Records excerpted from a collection
-.-.-
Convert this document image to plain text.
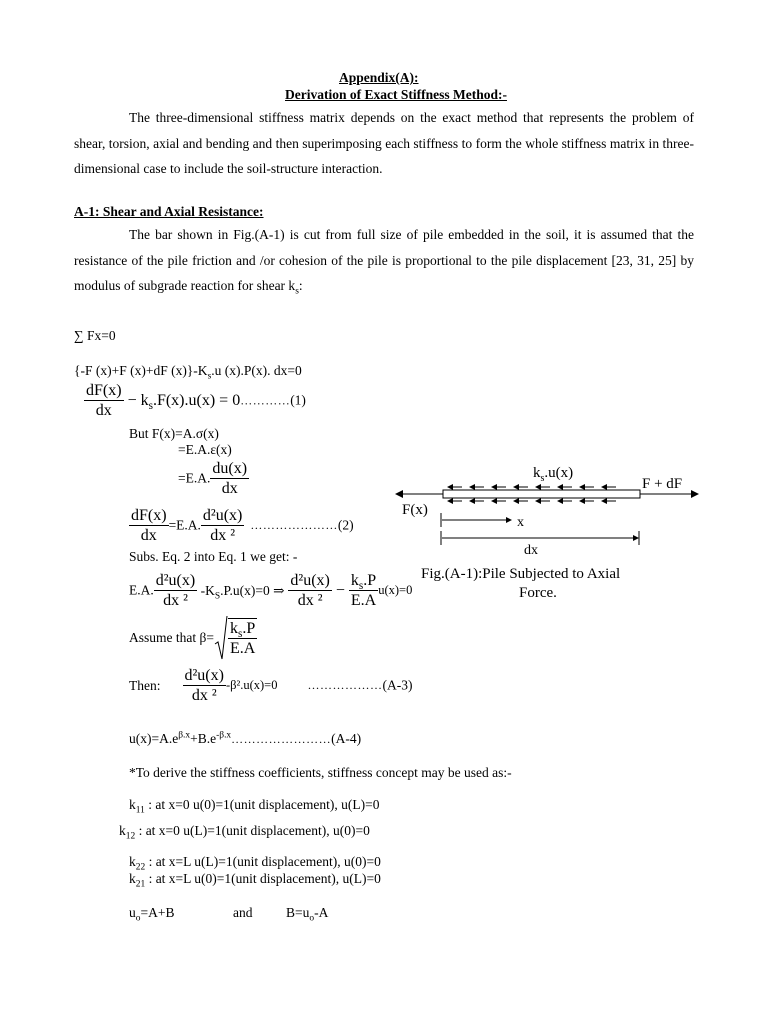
Appendix(A):
Derivation of Exact Stiffness Method:-

The three-dimensional stiffness matrix depends on the exact method that represents the problem of shear, torsion, axial and bending and then superimposing each stiffness to form the whole stiffness matrix in three-dimensional case to include the soil-structure interaction.

A-1: Shear and Axial Resistance:

The bar shown in Fig.(A-1) is cut from full size of pile embedded in the soil, it is assumed that the resistance of the pile friction and /or cohesion of the pile is proportional to the pile displacement [23, 31, 25] by modulus of subgrade reaction for shear $k_s$:

∑ Fx=0
{-F (x)+F (x)+dF $(x)\}-K_s.u$ (x).P(x). dx=0
$\frac{dF(x)}{dx} - k_s.F(x).u(x)$ = 0…………(1)
But F(x)=A.σ(x)
=E.A.ε(x)
=E.A. $\frac{du(x)}{dx}$
$\frac{dF(x)}{dx} =E.A$. $\frac{\text{d²u(x)}}{\text{dx ²}}$ …………………(2)
Subs. Eq. 2 into Eq. 1 we get: -
E.A. $\frac{\text{d²u(x)}}{\text{dx ²}} -K_S.P.u(x)=0$ ⇒ $\frac{\text{d²u(x)}}{\text{dx ²}} - \frac{k_s.P}{E.A} u(x)=0$
Assume that $\beta= \frac{k_s.P}{E.A}$
Then: $\frac{\text{d²u(x)}}{\text{dx ²}} -\beta^2.u(x)=0$	………………(A-3)
$u(x)=A.e^{\beta.x}+B.e^{-\beta.x}\dots\dots\dots\dots\dots\dots\dots\dots(A-4)$
*To derive the stiffness coefficients, stiffness concept may be used as:-
$k_{11}$ : at x=0 u(0)=1(unit displacement), u(L)=0
$k_{12}$ : at x=0 u(L)=1(unit displacement), u(0)=0
$k_{22}$ : at x=L u(L)=1(unit displacement), u(0)=0
$k_{21}$ : at x=L u(0)=1(unit displacement), u(L)=0
$u_o=A+B$	and $B=u_o-A$
$k_s.u(x)$
F + dF
F(x)
x
dx
Fig.(A-1):Pile Subjected to Axial
Force.
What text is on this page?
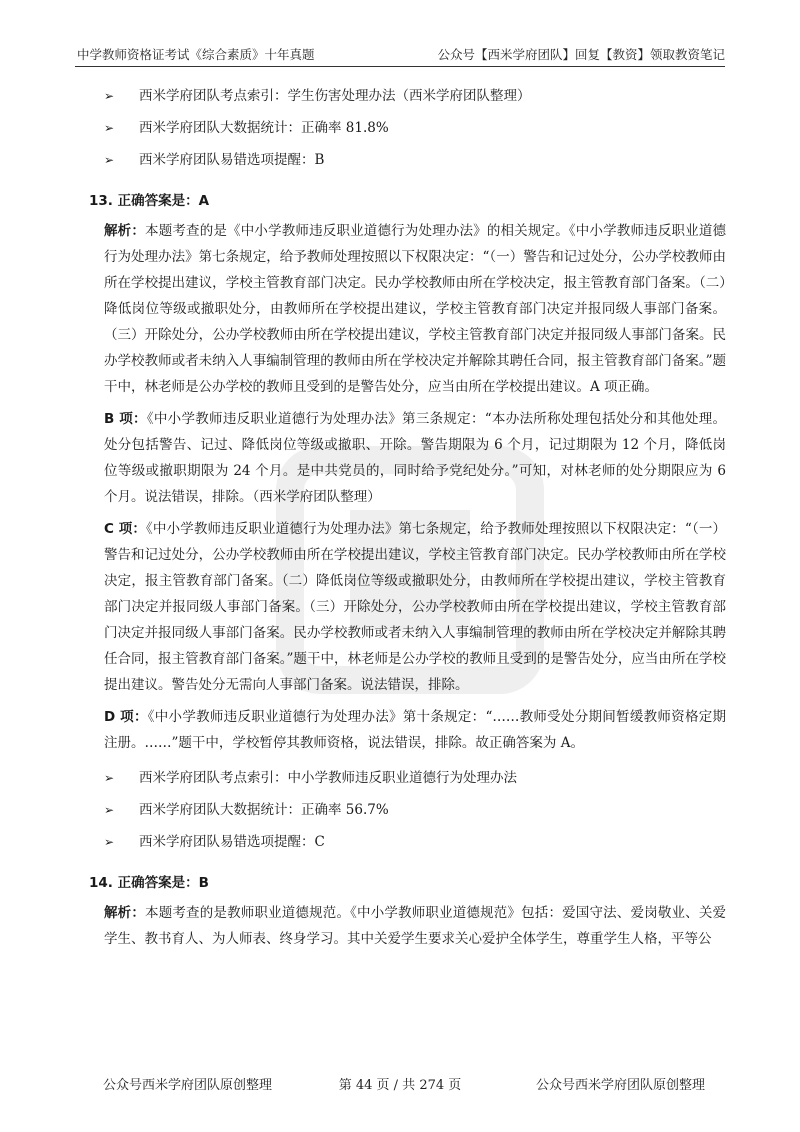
中学教师资格证考试《综合素质》十年真题	公众号【西米学府团队】回复【教资】领取教资笔记
➢ 西米学府团队考点索引：学生伤害处理办法（西米学府团队整理）
➢ 西米学府团队大数据统计：正确率 81.8%
➢ 西米学府团队易错选项提醒：B
13. 正确答案是：A

解析：本题考查的是《中小学教师违反职业道德行为处理办法》的相关规定。《中小学教师违反职业道德行为处理办法》第七条规定，给予教师处理按照以下权限决定：“（一）警告和记过处分，公办学校教师由所在学校提出建议，学校主管教育部门决定。民办学校教师由所在学校决定，报主管教育部门备案。（二）降低岗位等级或撤职处分，由教师所在学校提出建议，学校主管教育部门决定并报同级人事部门备案。（三）开除处分，公办学校教师由所在学校提出建议，学校主管教育部门决定并报同级人事部门备案。民办学校教师或者未纳入人事编制管理的教师由所在学校决定并解除其聘任合同，报主管教育部门备案。”题干中，林老师是公办学校的教师且受到的是警告处分，应当由所在学校提出建议。A 项正确。

B 项：《中小学教师违反职业道德行为处理办法》第三条规定：“本办法所称处理包括处分和其他处理。处分包括警告、记过、降低岗位等级或撤职、开除。警告期限为 6 个月，记过期限为 12 个月，降低岗位等级或撤职期限为 24 个月。是中共党员的，同时给予党纪处分。”可知，对林老师的处分期限应为 6 个月。说法错误，排除。（西米学府团队整理）

C 项：《中小学教师违反职业道德行为处理办法》第七条规定，给予教师处理按照以下权限决定：“（一）警告和记过处分，公办学校教师由所在学校提出建议，学校主管教育部门决定。民办学校教师由所在学校决定，报主管教育部门备案。（二）降低岗位等级或撤职处分，由教师所在学校提出建议，学校主管教育部门决定并报同级人事部门备案。（三）开除处分，公办学校教师由所在学校提出建议，学校主管教育部门决定并报同级人事部门备案。民办学校教师或者未纳入人事编制管理的教师由所在学校决定并解除其聘任合同，报主管教育部门备案。”题干中，林老师是公办学校的教师且受到的是警告处分，应当由所在学校提出建议。警告处分无需向人事部门备案。说法错误，排除。

D 项：《中小学教师违反职业道德行为处理办法》第十条规定：“……教师受处分期间暂缓教师资格定期注册。……”题干中，学校暂停其教师资格，说法错误，排除。故正确答案为 A。

➢ 西米学府团队考点索引：中小学教师违反职业道德行为处理办法
➢ 西米学府团队大数据统计：正确率 56.7%
➢ 西米学府团队易错选项提醒：C
14. 正确答案是：B

解析：本题考查的是教师职业道德规范。《中小学教师职业道德规范》包括：爱国守法、爱岗敬业、关爱学生、教书育人、为人师表、终身学习。其中关爱学生要求关心爱护全体学生，尊重学生人格，平等公

公众号西米学府团队原创整理	第 44 页 / 共 274 页	公众号西米学府团队原创整理
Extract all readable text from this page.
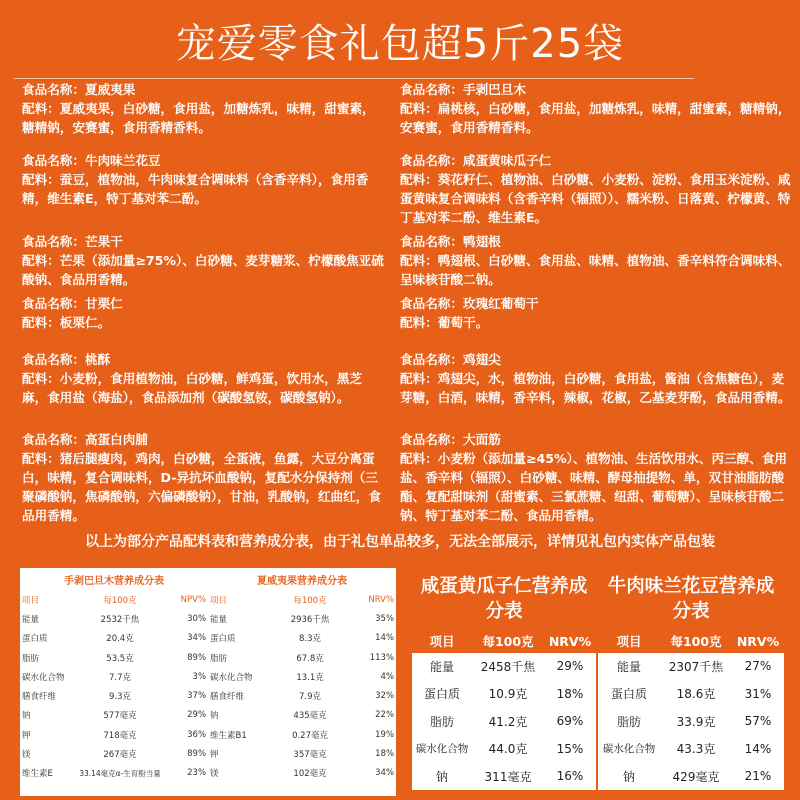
宠爱零食礼包超5斤25袋
食品名称：夏威夷果
配料：夏威夷果，白砂糖，食用盐，加糖炼乳，味精，甜蜜素，糖精钠，安赛蜜，食用香精香料。
食品名称：牛肉味兰花豆
配料：蚕豆，植物油，牛肉味复合调味料（含香辛料），食用香精，维生素E，特丁基对苯二酚。
食品名称：芒果干
配料：芒果（添加量≥75%）、白砂糖、麦芽糖浆、柠檬酸焦亚硫酸钠、食品用香精。
食品名称：甘栗仁
配料：板栗仁。
食品名称：桃酥
配料：小麦粉，食用植物油，白砂糖，鲜鸡蛋，饮用水，黑芝麻，食用盐（海盐），食品添加剂（碳酸氢铵，碳酸氢钠）。
食品名称：高蛋白肉脯
配料：猪后腿瘦肉，鸡肉，白砂糖，全蛋液，鱼露，大豆分离蛋白，味精，复合调味料，D-异抗坏血酸钠，复配水分保持剂（三聚磷酸钠，焦磷酸钠，六偏磷酸钠），甘油，乳酸钠，红曲红，食品用香精。
食品名称：手剥巴旦木
配料：扁桃核，白砂糖，食用盐，加糖炼乳，味精，甜蜜素，糖精钠，安赛蜜，食用香精香料。
食品名称：咸蛋黄味瓜子仁
配料：葵花籽仁、植物油、白砂糖、小麦粉、淀粉、食用玉米淀粉、咸蛋黄味复合调味料（含香辛料（辐照））、糯米粉、日落黄、柠檬黄、特丁基对苯二酚、维生素E。
食品名称：鸭翅根
配料：鸭翅根、白砂糖、食用盐、味精、植物油、香辛料符合调味料、呈味核苷酸二钠。
食品名称：玫瑰红葡萄干
配料：葡萄干。
食品名称：鸡翅尖
配料：鸡翅尖，水，植物油，白砂糖，食用盐，酱油（含焦糖色），麦芽糖，白酒，味精，香辛料，辣椒，花椒，乙基麦芽酚，食品用香精。
食品名称：大面筋
配料：小麦粉（添加量≥45%）、植物油、生活饮用水、丙三醇、食用盐、香辛料（辐照）、白砂糖、味精、酵母抽提物、单，双甘油脂肪酸酯、复配甜味剂（甜蜜素、三氯蔗糖、纽甜、葡萄糖）、呈味核苷酸二钠、特丁基对苯二酚、食品用香精。
以上为部分产品配料表和营养成分表，由于礼包单品较多，无法全部展示，详情见礼包内实体产品包装
手剥巴旦木营养成分表		
项目	每100克	NPV%
能量	2532千焦	30%
蛋白质	20.4克	34%
脂肪	53.5克	89%
碳水化合物	7.7克	3%
膳食纤维	9.3克	37%
钠	577毫克	29%
钾	718毫克	36%
镁	267毫克	89%
维生素E	33.14毫克α-生育酚当量	23%
夏威夷果营养成分表		
项目	每100克	NRV%
能量	2936千焦	35%
蛋白质	8.3克	14%
脂肪	67.8克	113%
碳水化合物	13.1克	4%
膳食纤维	7.9克	32%
钠	435毫克	22%
维生素B1	0.27毫克	19%
钾	357毫克	18%
镁	102毫克	34%
咸蛋黄瓜子仁营养成分表		
项目	每100克	NRV%
能量	2458千焦	29%
蛋白质	10.9克	18%
脂肪	41.2克	69%
碳水化合物	44.0克	15%
钠	311毫克	16%
牛肉味兰花豆营养成分表		
项目	每100克	NRV%
能量	2307千焦	27%
蛋白质	18.6克	31%
脂肪	33.9克	57%
碳水化合物	43.3克	14%
钠	429毫克	21%
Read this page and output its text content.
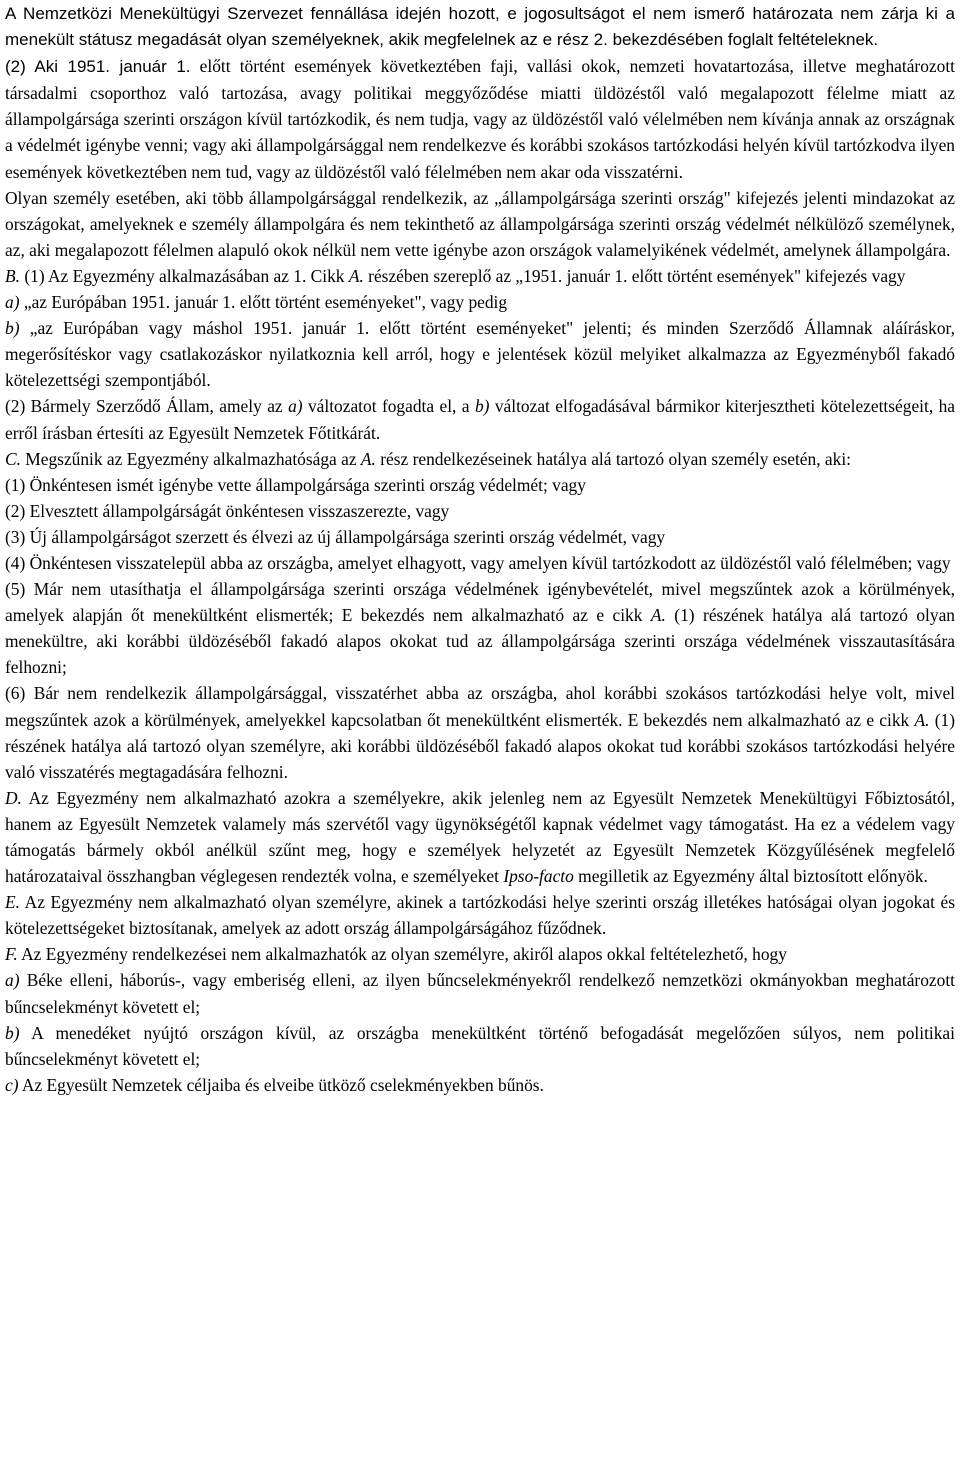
A Nemzetközi Menekültügyi Szervezet fennállása idején hozott, e jogosultságot el nem ismerő határozata nem zárja ki a menekült státusz megadását olyan személyeknek, akik megfelelnek az e rész 2. bekezdésében foglalt feltételeknek.

(2) Aki 1951. január 1. előtt történt események következtében faji, vallási okok, nemzeti hovatartozása, illetve meghatározott társadalmi csoporthoz való tartozása, avagy politikai meggyőződése miatti üldözéstől való megalapozott félelme miatt az állampolgársága szerinti országon kívül tartózkodik, és nem tudja, vagy az üldözéstől való vélelmében nem kívánja annak az országnak a védelmét igénybe venni; vagy aki állampolgársággal nem rendelkezve és korábbi szokásos tartózkodási helyén kívül tartózkodva ilyen események következtében nem tud, vagy az üldözéstől való félelmében nem akar oda visszatérni.

Olyan személy esetében, aki több állampolgársággal rendelkezik, az „állampolgársága szerinti ország" kifejezés jelenti mindazokat az országokat, amelyeknek e személy állampolgára és nem tekinthető az állampolgársága szerinti ország védelmét nélkülöző személynek, az, aki megalapozott félelmen alapuló okok nélkül nem vette igénybe azon országok valamelyikének védelmét, amelynek állampolgára.

B. (1) Az Egyezmény alkalmazásában az 1. Cikk A. részében szereplő az „1951. január 1. előtt történt események" kifejezés vagy

a) „az Európában 1951. január 1. előtt történt eseményeket", vagy pedig

b) „az Európában vagy máshol 1951. január 1. előtt történt eseményeket" jelenti; és minden Szerződő Államnak aláíráskor, megerősítéskor vagy csatlakozáskor nyilatkoznia kell arról, hogy e jelentések közül melyiket alkalmazza az Egyezményből fakadó kötelezettségi szempontjából.

(2) Bármely Szerződő Állam, amely az a) változatot fogadta el, a b) változat elfogadásával bármikor kiterjesztheti kötelezettségeit, ha erről írásban értesíti az Egyesült Nemzetek Főtitkárát.

C. Megszűnik az Egyezmény alkalmazhatósága az A. rész rendelkezéseinek hatálya alá tartozó olyan személy esetén, aki:

(1) Önkéntesen ismét igénybe vette állampolgársága szerinti ország védelmét; vagy

(2) Elvesztett állampolgárságát önkéntesen visszaszerezte, vagy

(3) Új állampolgárságot szerzett és élvezi az új állampolgársága szerinti ország védelmét, vagy

(4) Önkéntesen visszatelepül abba az országba, amelyet elhagyott, vagy amelyen kívül tartózkodott az üldözéstől való félelmében; vagy

(5) Már nem utasíthatja el állampolgársága szerinti országa védelmének igénybevételét, mivel megszűntek azok a körülmények, amelyek alapján őt menekültként elismerték; E bekezdés nem alkalmazható az e cikk A. (1) részének hatálya alá tartozó olyan menekültre, aki korábbi üldözéséből fakadó alapos okokat tud az állampolgársága szerinti országa védelmének visszautasítására felhozni;

(6) Bár nem rendelkezik állampolgársággal, visszatérhet abba az országba, ahol korábbi szokásos tartózkodási helye volt, mivel megszűntek azok a körülmények, amelyekkel kapcsolatban őt menekültként elismerték. E bekezdés nem alkalmazható az e cikk A. (1) részének hatálya alá tartozó olyan személyre, aki korábbi üldözéséből fakadó alapos okokat tud korábbi szokásos tartózkodási helyére való visszatérés megtagadására felhozni.

D. Az Egyezmény nem alkalmazható azokra a személyekre, akik jelenleg nem az Egyesült Nemzetek Menekültügyi Főbiztosától, hanem az Egyesült Nemzetek valamely más szervétől vagy ügynökségétől kapnak védelmet vagy támogatást. Ha ez a védelem vagy támogatás bármely okból anélkül szűnt meg, hogy e személyek helyzetét az Egyesült Nemzetek Közgyűlésének megfelelő határozataival összhangban véglegesen rendezték volna, e személyeket Ipso-facto megilletik az Egyezmény által biztosított előnyök.

E. Az Egyezmény nem alkalmazható olyan személyre, akinek a tartózkodási helye szerinti ország illetékes hatóságai olyan jogokat és kötelezettségeket biztosítanak, amelyek az adott ország állampolgárságához fűződnek.

F. Az Egyezmény rendelkezései nem alkalmazhatók az olyan személyre, akiről alapos okkal feltételezhető, hogy

a) Béke elleni, háborús-, vagy emberiség elleni, az ilyen bűncselekményekről rendelkező nemzetközi okmányokban meghatározott bűncselekményt követett el;

b) A menedéket nyújtó országon kívül, az országba menekültként történő befogadását megelőzően súlyos, nem politikai bűncselekményt követett el;

c) Az Egyesült Nemzetek céljaiba és elveibe ütköző cselekményekben bűnös.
-.-.-
**Task details**
Go through the records and show every line with the string "降低岗位等级或撤职处分" in it.

**The response**
解析：本题考查的是《中小学教师违反职业道德行为处理办法》的相关规定。《中小学教师违反职业道德行为处理办法》第七条规定，给予教师处理按照以下权限决定：“（一）警告和记过处分，公办学校教师由所在学校提出建议，学校主管教育部门决定。民办学校教师由所在学校决定，报主管教育部门备案。（二）降低岗位等级或撤职处分，由教师所在学校提出建议，学校主管教育部门决定并报同级人事部门备案。（三）开除处分，公办学校教师由所在学校提出建议，学校主管教育部门决定并报同级人事部门备案。民办学校教师或者未纳入人事编制管理的教师由所在学校决定并解除其聘任合同，报主管教育部门备案。”题干中，林老师是公办学校的教师且受到的是警告处分，应当由所在学校提出建议。A 项正确。
C 项：《中小学教师违反职业道德行为处理办法》第七条规定，给予教师处理按照以下权限决定：“（一）警告和记过处分，公办学校教师由所在学校提出建议，学校主管教育部门决定。民办学校教师由所在学校决定，报主管教育部门备案。（二）降低岗位等级或撤职处分，由教师所在学校提出建议，学校主管教育部门决定并报同级人事部门备案。（三）开除处分，公办学校教师由所在学校提出建议，学校主管教育部门决定并报同级人事部门备案。民办学校教师或者未纳入人事编制管理的教师由所在学校决定并解除其聘任合同，报主管教育部门备案。”题干中，林老师是公办学校的教师且受到的是警告处分，应当由所在学校提出建议。警告处分无需向人事部门备案。说法错误，排除。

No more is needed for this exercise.